EXERCISE INSTRUCTIONS:
Write out the full set of records below exactly.

Dataset entries on figures
+-------+

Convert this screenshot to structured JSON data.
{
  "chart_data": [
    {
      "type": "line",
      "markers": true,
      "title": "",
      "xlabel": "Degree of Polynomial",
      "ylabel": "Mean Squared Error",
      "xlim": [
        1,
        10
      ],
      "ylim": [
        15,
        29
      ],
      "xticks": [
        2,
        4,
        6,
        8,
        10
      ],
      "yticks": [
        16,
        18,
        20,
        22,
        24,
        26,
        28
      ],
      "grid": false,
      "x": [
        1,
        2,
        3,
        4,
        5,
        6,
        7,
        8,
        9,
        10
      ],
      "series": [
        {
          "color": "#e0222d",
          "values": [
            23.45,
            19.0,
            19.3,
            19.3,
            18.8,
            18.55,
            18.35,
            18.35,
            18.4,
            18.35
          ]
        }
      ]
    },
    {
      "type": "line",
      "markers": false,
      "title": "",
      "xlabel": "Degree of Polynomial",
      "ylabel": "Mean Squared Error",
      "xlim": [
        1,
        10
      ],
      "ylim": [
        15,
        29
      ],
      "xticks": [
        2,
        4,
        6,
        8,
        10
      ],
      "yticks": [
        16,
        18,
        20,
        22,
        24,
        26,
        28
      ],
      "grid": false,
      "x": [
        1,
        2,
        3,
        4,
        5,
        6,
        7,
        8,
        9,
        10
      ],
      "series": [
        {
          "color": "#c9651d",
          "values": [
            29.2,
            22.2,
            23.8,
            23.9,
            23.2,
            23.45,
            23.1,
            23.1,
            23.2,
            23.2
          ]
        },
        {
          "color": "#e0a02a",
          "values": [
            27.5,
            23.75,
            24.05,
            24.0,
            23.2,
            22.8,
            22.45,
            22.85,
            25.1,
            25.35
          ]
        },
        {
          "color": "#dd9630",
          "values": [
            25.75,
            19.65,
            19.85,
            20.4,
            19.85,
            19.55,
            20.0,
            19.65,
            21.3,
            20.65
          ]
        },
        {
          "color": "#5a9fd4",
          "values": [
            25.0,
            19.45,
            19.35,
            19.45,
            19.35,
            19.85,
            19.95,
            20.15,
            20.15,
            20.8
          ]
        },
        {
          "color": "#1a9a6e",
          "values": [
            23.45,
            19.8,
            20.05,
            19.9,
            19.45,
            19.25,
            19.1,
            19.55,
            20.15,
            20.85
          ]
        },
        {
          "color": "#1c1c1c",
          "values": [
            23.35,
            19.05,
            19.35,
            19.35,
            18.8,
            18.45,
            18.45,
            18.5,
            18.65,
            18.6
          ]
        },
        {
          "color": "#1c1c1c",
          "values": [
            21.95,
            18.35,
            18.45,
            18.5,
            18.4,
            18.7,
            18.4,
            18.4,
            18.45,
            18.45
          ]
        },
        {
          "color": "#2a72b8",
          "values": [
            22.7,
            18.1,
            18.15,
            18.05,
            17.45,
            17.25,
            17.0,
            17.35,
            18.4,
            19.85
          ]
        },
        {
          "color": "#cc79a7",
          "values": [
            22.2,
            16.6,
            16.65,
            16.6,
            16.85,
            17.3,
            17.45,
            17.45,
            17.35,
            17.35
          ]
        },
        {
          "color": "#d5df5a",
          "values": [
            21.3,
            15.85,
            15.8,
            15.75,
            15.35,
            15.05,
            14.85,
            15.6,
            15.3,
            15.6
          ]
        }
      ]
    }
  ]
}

+-------+

SOLUTION FOR THIS TASK:
Convert this screenshot to structured JSON data.
{
  "chart_data": [
    {
      "type": "line",
      "markers": true,
      "title": "",
      "xlabel": "Degree of Polynomial",
      "ylabel": "Mean Squared Error",
      "xlim": [
        1,
        10
      ],
      "ylim": [
        15,
        29
      ],
      "xticks": [
        2,
        4,
        6,
        8,
        10
      ],
      "yticks": [
        16,
        18,
        20,
        22,
        24,
        26,
        28
      ],
      "grid": false,
      "x": [
        1,
        2,
        3,
        4,
        5,
        6,
        7,
        8,
        9,
        10
      ],
      "series": [
        {
          "color": "#e0222d",
          "values": [
            23.45,
            19.0,
            19.3,
            19.3,
            18.8,
            18.55,
            18.35,
            18.35,
            18.4,
            18.35
          ]
        }
      ]
    },
    {
      "type": "line",
      "markers": false,
      "title": "",
      "xlabel": "Degree of Polynomial",
      "ylabel": "Mean Squared Error",
      "xlim": [
        1,
        10
      ],
      "ylim": [
        15,
        29
      ],
      "xticks": [
        2,
        4,
        6,
        8,
        10
      ],
      "yticks": [
        16,
        18,
        20,
        22,
        24,
        26,
        28
      ],
      "grid": false,
      "x": [
        1,
        2,
        3,
        4,
        5,
        6,
        7,
        8,
        9,
        10
      ],
      "series": [
        {
          "color": "#c9651d",
          "values": [
            29.2,
            22.2,
            23.8,
            23.9,
            23.2,
            23.45,
            23.1,
            23.1,
            23.2,
            23.2
          ]
        },
        {
          "color": "#e0a02a",
          "values": [
            27.5,
            23.75,
            24.05,
            24.0,
            23.2,
            22.8,
            22.45,
            22.85,
            25.1,
            25.35
          ]
        },
        {
          "color": "#dd9630",
          "values": [
            25.75,
            19.65,
            19.85,
            20.4,
            19.85,
            19.55,
            20.0,
            19.65,
            21.3,
            20.65
          ]
        },
        {
          "color": "#5a9fd4",
          "values": [
            25.0,
            19.45,
            19.35,
            19.45,
            19.35,
            19.85,
            19.95,
            20.15,
            20.15,
            20.8
          ]
        },
        {
          "color": "#1a9a6e",
          "values": [
            23.45,
            19.8,
            20.05,
            19.9,
            19.45,
            19.25,
            19.1,
            19.55,
            20.15,
            20.85
          ]
        },
        {
          "color": "#1c1c1c",
          "values": [
            23.35,
            19.05,
            19.35,
            19.35,
            18.8,
            18.45,
            18.45,
            18.5,
            18.65,
            18.6
          ]
        },
        {
          "color": "#1c1c1c",
          "values": [
            21.95,
            18.35,
            18.45,
            18.5,
            18.4,
            18.7,
            18.4,
            18.4,
            18.45,
            18.45
          ]
        },
        {
          "color": "#2a72b8",
          "values": [
            22.7,
            18.1,
            18.15,
            18.05,
            17.45,
            17.25,
            17.0,
            17.35,
            18.4,
            19.85
          ]
        },
        {
          "color": "#cc79a7",
          "values": [
            22.2,
            16.6,
            16.65,
            16.6,
            16.85,
            17.3,
            17.45,
            17.45,
            17.35,
            17.35
          ]
        },
        {
          "color": "#d5df5a",
          "values": [
            21.3,
            15.85,
            15.8,
            15.75,
            15.35,
            15.05,
            14.85,
            15.6,
            15.3,
            15.6
          ]
        }
      ]
    }
  ]
}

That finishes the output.